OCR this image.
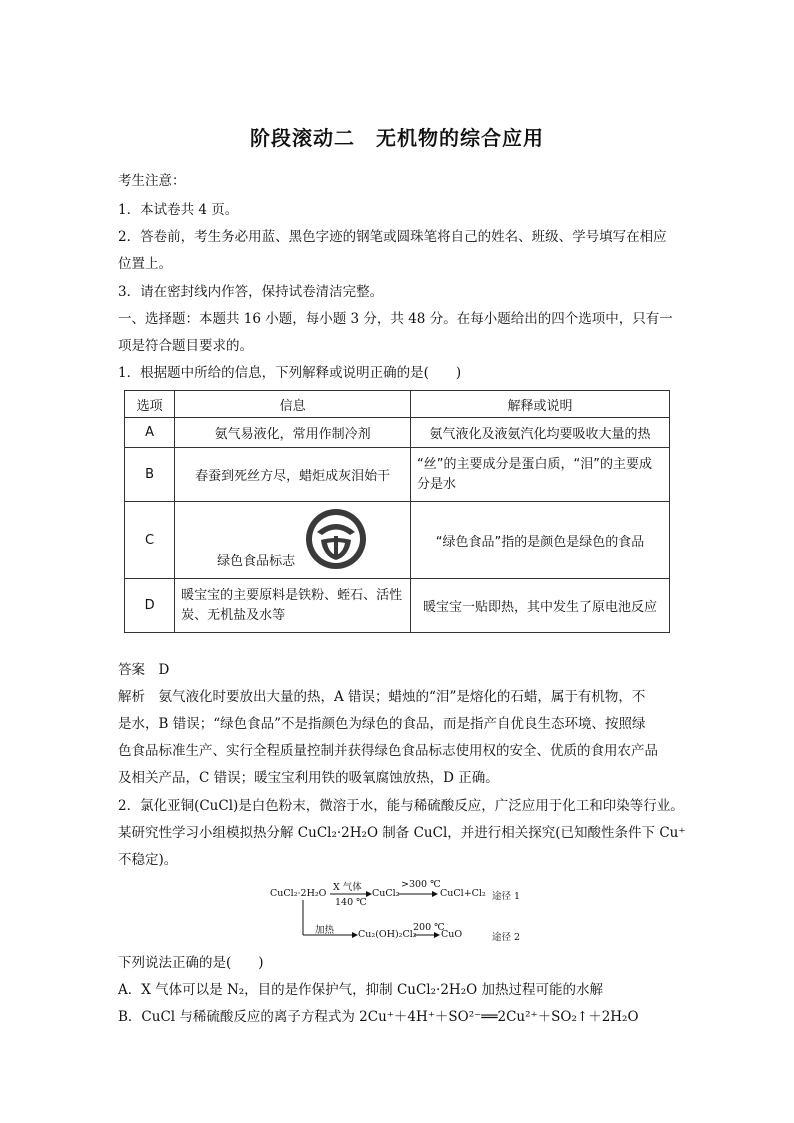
阶段滚动二　无机物的综合应用
考生注意：
1．本试卷共 4 页。
2．答卷前，考生务必用蓝、黑色字迹的钢笔或圆珠笔将自己的姓名、班级、学号填写在相应
位置上。
3．请在密封线内作答，保持试卷清洁完整。
一、选择题：本题共 16 小题，每小题 3 分，共 48 分。在每小题给出的四个选项中，只有一
项是符合题目要求的。
1．根据题中所给的信息，下列解释或说明正确的是(　　)
选项	信息	解释或说明
A	氨气易液化，常用作制冷剂	氨气液化及液氨汽化均要吸收大量的热
B	春蚕到死丝方尽，蜡炬成灰泪始干	“丝”的主要成分是蛋白质，“泪”的主要成分是水
C	绿色食品标志	“绿色食品”指的是颜色是绿色的食品
D	暖宝宝的主要原料是铁粉、蛭石、活性炭、无机盐及水等	暖宝宝一贴即热，其中发生了原电池反应
答案　D
解析　氨气液化时要放出大量的热，A 错误；蜡烛的“泪”是熔化的石蜡，属于有机物，不
是水，B 错误；“绿色食品”不是指颜色为绿色的食品，而是指产自优良生态环境、按照绿
色食品标准生产、实行全程质量控制并获得绿色食品标志使用权的安全、优质的食用农产品
及相关产品，C 错误；暖宝宝利用铁的吸氧腐蚀放热，D 正确。
2．氯化亚铜(CuCl)是白色粉末，微溶于水，能与稀硫酸反应，广泛应用于化工和印染等行业。
某研究性学习小组模拟热分解 CuCl₂·2H₂O 制备 CuCl，并进行相关探究(已知酸性条件下 Cu⁺
不稳定)。
CuCl₂·2H₂O
X 气体
140 ℃
CuCl₂
>300 ℃
CuCl+Cl₂ 途径 1
加热	Cu₂(OH)₂Cl₂
200 ℃
CuO	途径 2
下列说法正确的是(　　)
A．X 气体可以是 N₂，目的是作保护气，抑制 CuCl₂·2H₂O 加热过程可能的水解
B．CuCl 与稀硫酸反应的离子方程式为 2Cu⁺＋4H⁺＋SO²⁻══2Cu²⁺＋SO₂↑＋2H₂O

■ What the task asks
Retype the records exactly. Any image in them should not appear in what you write.

■ Task result
OCR this image.
阶段滚动二　无机物的综合应用
考生注意：
1．本试卷共 4 页。
2．答卷前，考生务必用蓝、黑色字迹的钢笔或圆珠笔将自己的姓名、班级、学号填写在相应
位置上。
3．请在密封线内作答，保持试卷清洁完整。
一、选择题：本题共 16 小题，每小题 3 分，共 48 分。在每小题给出的四个选项中，只有一
项是符合题目要求的。
1．根据题中所给的信息，下列解释或说明正确的是(　　)
选项	信息	解释或说明
A	氨气易液化，常用作制冷剂	氨气液化及液氨汽化均要吸收大量的热
B	春蚕到死丝方尽，蜡炬成灰泪始干	“丝”的主要成分是蛋白质，“泪”的主要成分是水
C	绿色食品标志	“绿色食品”指的是颜色是绿色的食品
D	暖宝宝的主要原料是铁粉、蛭石、活性炭、无机盐及水等	暖宝宝一贴即热，其中发生了原电池反应
答案　D
解析　氨气液化时要放出大量的热，A 错误；蜡烛的“泪”是熔化的石蜡，属于有机物，不
是水，B 错误；“绿色食品”不是指颜色为绿色的食品，而是指产自优良生态环境、按照绿
色食品标准生产、实行全程质量控制并获得绿色食品标志使用权的安全、优质的食用农产品
及相关产品，C 错误；暖宝宝利用铁的吸氧腐蚀放热，D 正确。
2．氯化亚铜(CuCl)是白色粉末，微溶于水，能与稀硫酸反应，广泛应用于化工和印染等行业。
某研究性学习小组模拟热分解 CuCl₂·2H₂O 制备 CuCl，并进行相关探究(已知酸性条件下 Cu⁺
不稳定)。
CuCl₂·2H₂O
X 气体
140 ℃
CuCl₂
>300 ℃
CuCl+Cl₂ 途径 1
加热	Cu₂(OH)₂Cl₂
200 ℃
CuO	途径 2
下列说法正确的是(　　)
A．X 气体可以是 N₂，目的是作保护气，抑制 CuCl₂·2H₂O 加热过程可能的水解
B．CuCl 与稀硫酸反应的离子方程式为 2Cu⁺＋4H⁺＋SO²⁻══2Cu²⁺＋SO₂↑＋2H₂O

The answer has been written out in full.